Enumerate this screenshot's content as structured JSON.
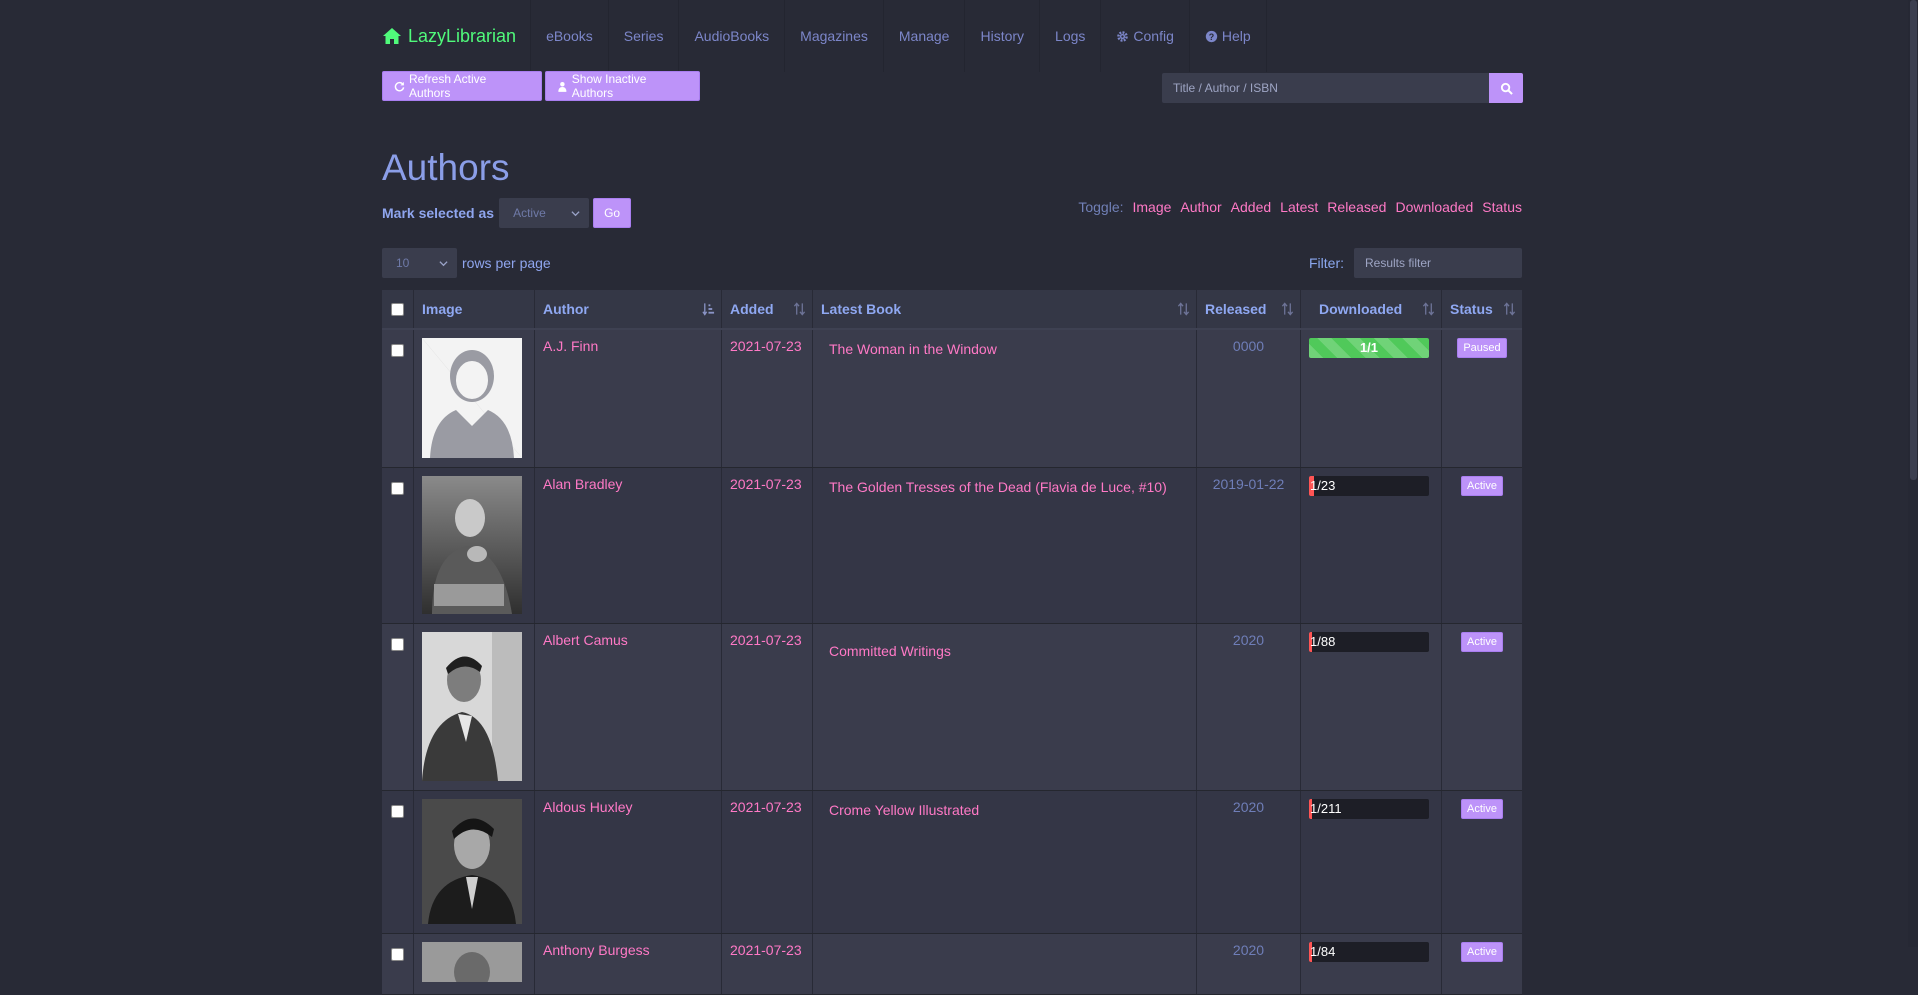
{
  "app": {
    "name": "LazyLibrarian"
  },
  "nav": [
    {
      "label": "eBooks"
    },
    {
      "label": "Series"
    },
    {
      "label": "AudioBooks"
    },
    {
      "label": "Magazines"
    },
    {
      "label": "Manage"
    },
    {
      "label": "History"
    },
    {
      "label": "Logs"
    },
    {
      "label": "Config",
      "icon": "gear-icon"
    },
    {
      "label": "Help",
      "icon": "question-circle-icon"
    }
  ],
  "toolbar": {
    "refresh_label": "Refresh Active Authors",
    "inactive_label": "Show Inactive Authors"
  },
  "search": {
    "placeholder": "Title / Author / ISBN"
  },
  "page_title": "Authors",
  "mark": {
    "label": "Mark selected as",
    "selected": "Active",
    "go": "Go"
  },
  "toggle": {
    "label": "Toggle:",
    "links": [
      "Image",
      "Author",
      "Added",
      "Latest",
      "Released",
      "Downloaded",
      "Status"
    ]
  },
  "rows_per_page": {
    "selected": "10",
    "label": "rows per page"
  },
  "filter": {
    "label": "Filter:",
    "placeholder": "Results filter"
  },
  "table": {
    "headers": {
      "image": "Image",
      "author": "Author",
      "added": "Added",
      "latest": "Latest Book",
      "released": "Released",
      "downloaded": "Downloaded",
      "status": "Status"
    },
    "rows": [
      {
        "author": "A.J. Finn",
        "added": "2021-07-23",
        "latest": "The Woman in the Window",
        "released": "0000",
        "downloaded": "1/1",
        "have": 1,
        "total": 1,
        "status": "Paused"
      },
      {
        "author": "Alan Bradley",
        "added": "2021-07-23",
        "latest": "The Golden Tresses of the Dead (Flavia de Luce, #10)",
        "released": "2019-01-22",
        "downloaded": "1/23",
        "have": 1,
        "total": 23,
        "status": "Active"
      },
      {
        "author": "Albert Camus",
        "added": "2021-07-23",
        "latest": "Committed Writings",
        "released": "2020",
        "downloaded": "1/88",
        "have": 1,
        "total": 88,
        "status": "Active"
      },
      {
        "author": "Aldous Huxley",
        "added": "2021-07-23",
        "latest": "Crome Yellow Illustrated",
        "released": "2020",
        "downloaded": "1/211",
        "have": 1,
        "total": 211,
        "status": "Active"
      },
      {
        "author": "Anthony Burgess",
        "added": "2021-07-23",
        "latest": "",
        "released": "2020",
        "downloaded": "1/84",
        "have": 1,
        "total": 84,
        "status": "Active"
      }
    ]
  },
  "colors": {
    "background": "#282a36",
    "accent": "#bd93f9",
    "link": "#ff79c6",
    "brand": "#50fa7b",
    "progress_full": "#50c95a",
    "progress_low": "#ff5555"
  }
}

+++

Task description —
All of the material above should be reproduced exactly, except the pictures.

Reply —
Enumerate this screenshot's content as structured JSON.
{
  "app": {
    "name": "LazyLibrarian"
  },
  "nav": [
    {
      "label": "eBooks"
    },
    {
      "label": "Series"
    },
    {
      "label": "AudioBooks"
    },
    {
      "label": "Magazines"
    },
    {
      "label": "Manage"
    },
    {
      "label": "History"
    },
    {
      "label": "Logs"
    },
    {
      "label": "Config",
      "icon": "gear-icon"
    },
    {
      "label": "Help",
      "icon": "question-circle-icon"
    }
  ],
  "toolbar": {
    "refresh_label": "Refresh Active Authors",
    "inactive_label": "Show Inactive Authors"
  },
  "search": {
    "placeholder": "Title / Author / ISBN"
  },
  "page_title": "Authors",
  "mark": {
    "label": "Mark selected as",
    "selected": "Active",
    "go": "Go"
  },
  "toggle": {
    "label": "Toggle:",
    "links": [
      "Image",
      "Author",
      "Added",
      "Latest",
      "Released",
      "Downloaded",
      "Status"
    ]
  },
  "rows_per_page": {
    "selected": "10",
    "label": "rows per page"
  },
  "filter": {
    "label": "Filter:",
    "placeholder": "Results filter"
  },
  "table": {
    "headers": {
      "image": "Image",
      "author": "Author",
      "added": "Added",
      "latest": "Latest Book",
      "released": "Released",
      "downloaded": "Downloaded",
      "status": "Status"
    },
    "rows": [
      {
        "author": "A.J. Finn",
        "added": "2021-07-23",
        "latest": "The Woman in the Window",
        "released": "0000",
        "downloaded": "1/1",
        "have": 1,
        "total": 1,
        "status": "Paused"
      },
      {
        "author": "Alan Bradley",
        "added": "2021-07-23",
        "latest": "The Golden Tresses of the Dead (Flavia de Luce, #10)",
        "released": "2019-01-22",
        "downloaded": "1/23",
        "have": 1,
        "total": 23,
        "status": "Active"
      },
      {
        "author": "Albert Camus",
        "added": "2021-07-23",
        "latest": "Committed Writings",
        "released": "2020",
        "downloaded": "1/88",
        "have": 1,
        "total": 88,
        "status": "Active"
      },
      {
        "author": "Aldous Huxley",
        "added": "2021-07-23",
        "latest": "Crome Yellow Illustrated",
        "released": "2020",
        "downloaded": "1/211",
        "have": 1,
        "total": 211,
        "status": "Active"
      },
      {
        "author": "Anthony Burgess",
        "added": "2021-07-23",
        "latest": "",
        "released": "2020",
        "downloaded": "1/84",
        "have": 1,
        "total": 84,
        "status": "Active"
      }
    ]
  },
  "colors": {
    "background": "#282a36",
    "accent": "#bd93f9",
    "link": "#ff79c6",
    "brand": "#50fa7b",
    "progress_full": "#50c95a",
    "progress_low": "#ff5555"
  }
}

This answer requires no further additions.